- Task requirements
Output every line of the material exactly, omitting images.

- Data to use
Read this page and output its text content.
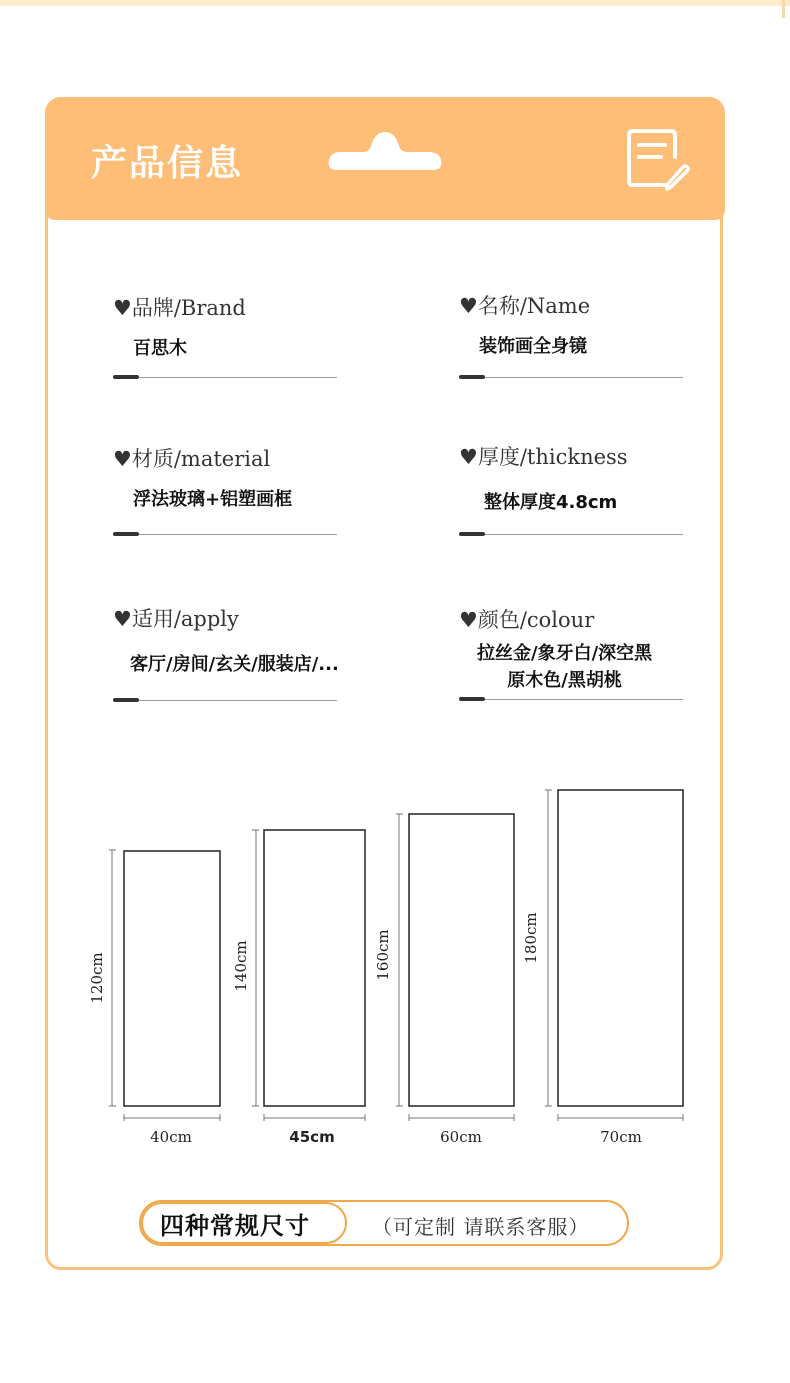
产品信息
♥品牌/Brand
百思木
♥名称/Name
装饰画全身镜
♥材质/material
浮法玻璃+铝塑画框
♥厚度/thickness
整体厚度4.8cm
♥适用/apply
客厅/房间/玄关/服装店/...
♥颜色/colour
拉丝金/象牙白/深空黑
原木色/黑胡桃
120cm
40cm
140cm
45cm
160cm
60cm
180cm
70cm
四种常规尺寸	（可定制 请联系客服）
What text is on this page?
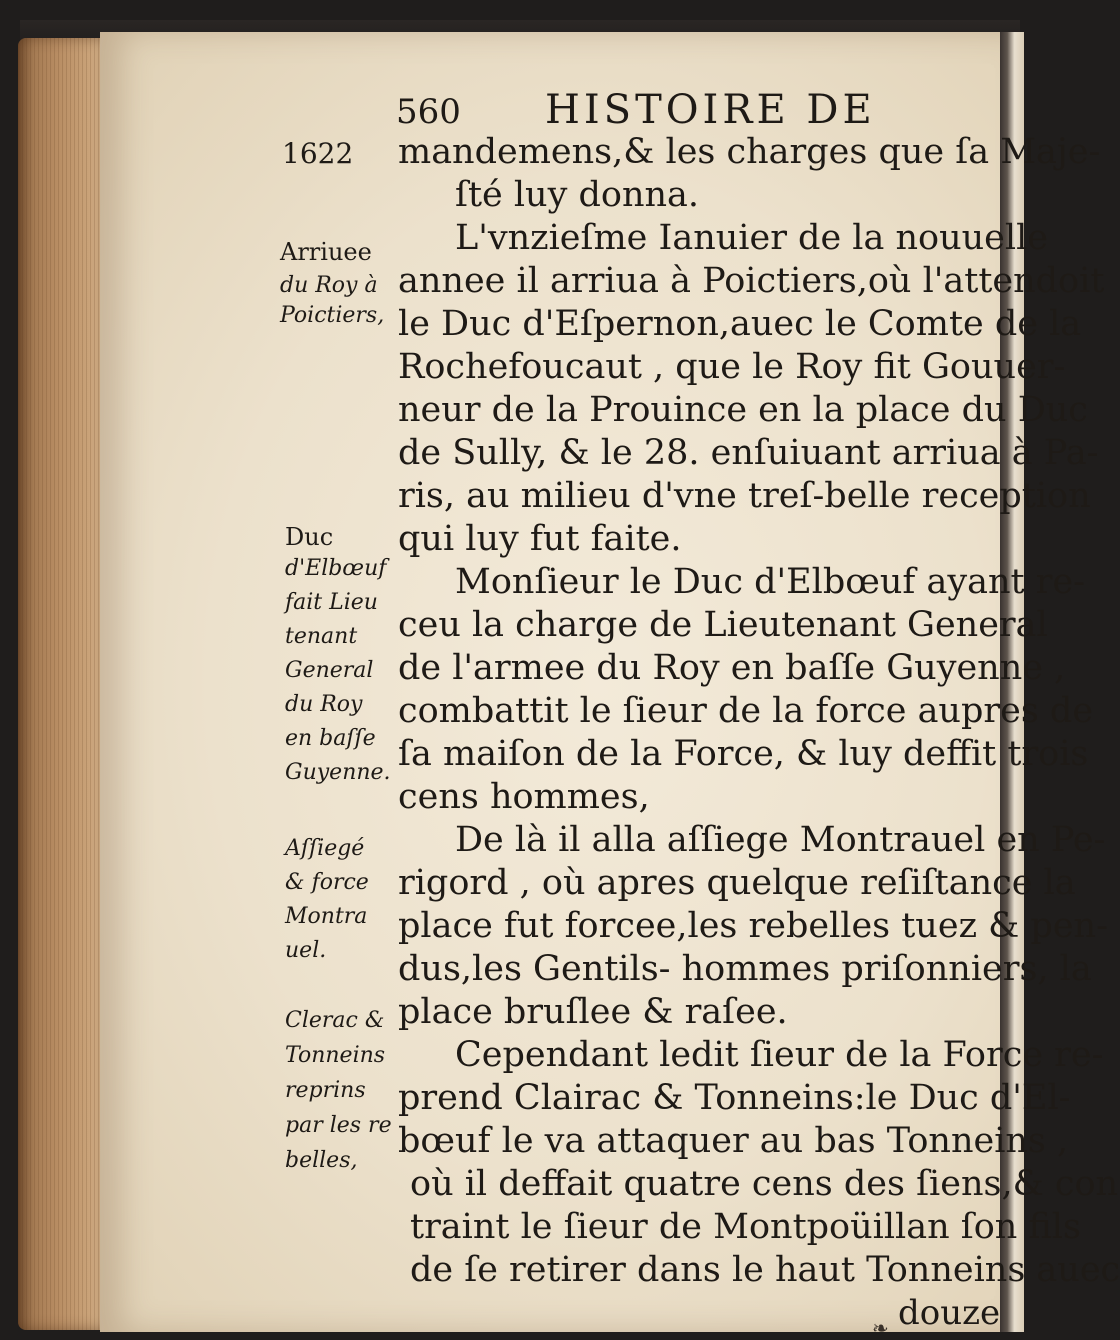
560 HISTOIRE DE
1622 mandemens,& les charges que ſa Maje-
ſté luy donna.
L'vnzieſme Ianuier de la nouuelle
annee il arriua à Poictiers,où l'attendoit
le Duc d'Eſpernon,auec le Comte de la
Rochefoucaut , que le Roy fit Gouuer-
neur de la Prouince en la place du Duc
de Sully, & le 28. enſuiuant arriua à Pa-
ris, au milieu d'vne treſ-belle reception
qui luy fut faite.
Monſieur le Duc d'Elbœuf ayant re-
ceu la charge de Lieutenant General
de l'armee du Roy en baſſe Guyenne ,
combattit le ſieur de la force aupres de
ſa maiſon de la Force, & luy deffit trois
cens hommes,
De là il alla aſſiege Montrauel en Pe-
rigord , où apres quelque reſiſtance la
place fut forcee,les rebelles tuez & pen-
dus,les Gentils- hommes priſonniers, la
place bruſlee & raſee.
Cependant ledit ſieur de la Force re-
prend Clairac & Tonneins:le Duc d'El-
bœuf le va attaquer au bas Tonneins ,
où il deffait quatre cens des ſiens,& con
traint le ſieur de Montpoüillan ſon fils
de ſe retirer dans le haut Tonneins auec
douze
❧
Arriuee
du Roy à
Poictiers,
Duc
d'Elbœuf
fait Lieu
tenant
General
du Roy
en baſſe
Guyenne.
Aſſiegé
& force
Montra
uel.
Clerac &
Tonneins
reprins
par les re
belles,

- Solved exercise
Read this page and output its text content.
产品信息
♥品牌/Brand
百思木
♥名称/Name
装饰画全身镜
♥材质/material
浮法玻璃+铝塑画框
♥厚度/thickness
整体厚度4.8cm
♥适用/apply
客厅/房间/玄关/服装店/...
♥颜色/colour
拉丝金/象牙白/深空黑
原木色/黑胡桃
120cm
40cm
140cm
45cm
160cm
60cm
180cm
70cm
四种常规尺寸	（可定制 请联系客服）
What text is on this page?
560 HISTOIRE DE
1622 mandemens,& les charges que ſa Maje-
ſté luy donna.
L'vnzieſme Ianuier de la nouuelle
annee il arriua à Poictiers,où l'attendoit
le Duc d'Eſpernon,auec le Comte de la
Rochefoucaut , que le Roy fit Gouuer-
neur de la Prouince en la place du Duc
de Sully, & le 28. enſuiuant arriua à Pa-
ris, au milieu d'vne treſ-belle reception
qui luy fut faite.
Monſieur le Duc d'Elbœuf ayant re-
ceu la charge de Lieutenant General
de l'armee du Roy en baſſe Guyenne ,
combattit le ſieur de la force aupres de
ſa maiſon de la Force, & luy deffit trois
cens hommes,
De là il alla aſſiege Montrauel en Pe-
rigord , où apres quelque reſiſtance la
place fut forcee,les rebelles tuez & pen-
dus,les Gentils- hommes priſonniers, la
place bruſlee & raſee.
Cependant ledit ſieur de la Force re-
prend Clairac & Tonneins:le Duc d'El-
bœuf le va attaquer au bas Tonneins ,
où il deffait quatre cens des ſiens,& con
traint le ſieur de Montpoüillan ſon fils
de ſe retirer dans le haut Tonneins auec
douze
❧
Arriuee
du Roy à
Poictiers,
Duc
d'Elbœuf
fait Lieu
tenant
General
du Roy
en baſſe
Guyenne.
Aſſiegé
& force
Montra
uel.
Clerac &
Tonneins
reprins
par les re
belles,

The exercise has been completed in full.